Drop every picture, then transcribe the remaining data exactly.

+--

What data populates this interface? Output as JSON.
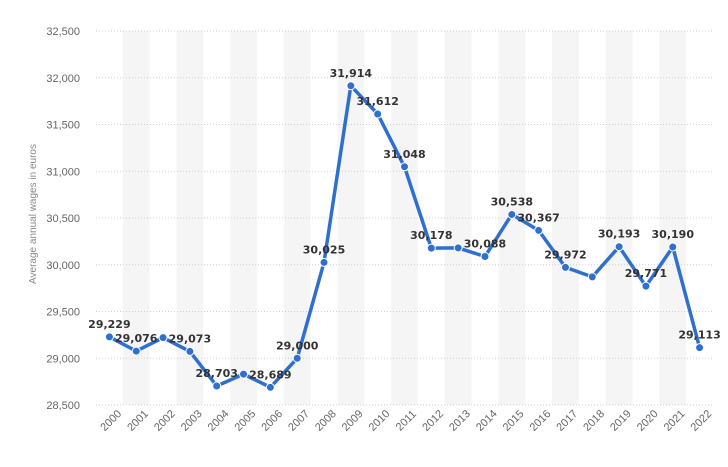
{
  "chart_data": {
    "type": "line",
    "ylabel": "Average annual wages in euros",
    "ylim": [
      28500,
      32500
    ],
    "yticks": [
      28500,
      29000,
      29500,
      30000,
      30500,
      31000,
      31500,
      32000,
      32500
    ],
    "ytick_labels": [
      "28,500",
      "29,000",
      "29,500",
      "30,000",
      "30,500",
      "31,000",
      "31,500",
      "32,000",
      "32,500"
    ],
    "categories": [
      "2000",
      "2001",
      "2002",
      "2003",
      "2004",
      "2005",
      "2006",
      "2007",
      "2008",
      "2009",
      "2010",
      "2011",
      "2012",
      "2013",
      "2014",
      "2015",
      "2016",
      "2017",
      "2018",
      "2019",
      "2020",
      "2021",
      "2022"
    ],
    "values": [
      29229,
      29076,
      29220,
      29073,
      28703,
      28830,
      28689,
      29000,
      30025,
      31914,
      31612,
      31048,
      30178,
      30180,
      30088,
      30538,
      30367,
      29972,
      29870,
      30193,
      29771,
      30190,
      29113
    ],
    "data_labels": [
      "29,229",
      "29,076",
      "",
      "29,073",
      "28,703",
      "",
      "28,689",
      "29,000",
      "30,025",
      "31,914",
      "31,612",
      "31,048",
      "30,178",
      "",
      "30,088",
      "30,538",
      "30,367",
      "29,972",
      "",
      "30,193",
      "29,771",
      "30,190",
      "29,113"
    ],
    "line_color": "#2e6fd0",
    "grid": true,
    "legend": "none"
  }
}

+--

RESULT OF THE EXERCISE »
What data populates this interface? Output as JSON.
{
  "chart_data": {
    "type": "line",
    "ylabel": "Average annual wages in euros",
    "ylim": [
      28500,
      32500
    ],
    "yticks": [
      28500,
      29000,
      29500,
      30000,
      30500,
      31000,
      31500,
      32000,
      32500
    ],
    "ytick_labels": [
      "28,500",
      "29,000",
      "29,500",
      "30,000",
      "30,500",
      "31,000",
      "31,500",
      "32,000",
      "32,500"
    ],
    "categories": [
      "2000",
      "2001",
      "2002",
      "2003",
      "2004",
      "2005",
      "2006",
      "2007",
      "2008",
      "2009",
      "2010",
      "2011",
      "2012",
      "2013",
      "2014",
      "2015",
      "2016",
      "2017",
      "2018",
      "2019",
      "2020",
      "2021",
      "2022"
    ],
    "values": [
      29229,
      29076,
      29220,
      29073,
      28703,
      28830,
      28689,
      29000,
      30025,
      31914,
      31612,
      31048,
      30178,
      30180,
      30088,
      30538,
      30367,
      29972,
      29870,
      30193,
      29771,
      30190,
      29113
    ],
    "data_labels": [
      "29,229",
      "29,076",
      "",
      "29,073",
      "28,703",
      "",
      "28,689",
      "29,000",
      "30,025",
      "31,914",
      "31,612",
      "31,048",
      "30,178",
      "",
      "30,088",
      "30,538",
      "30,367",
      "29,972",
      "",
      "30,193",
      "29,771",
      "30,190",
      "29,113"
    ],
    "line_color": "#2e6fd0",
    "grid": true,
    "legend": "none"
  }
}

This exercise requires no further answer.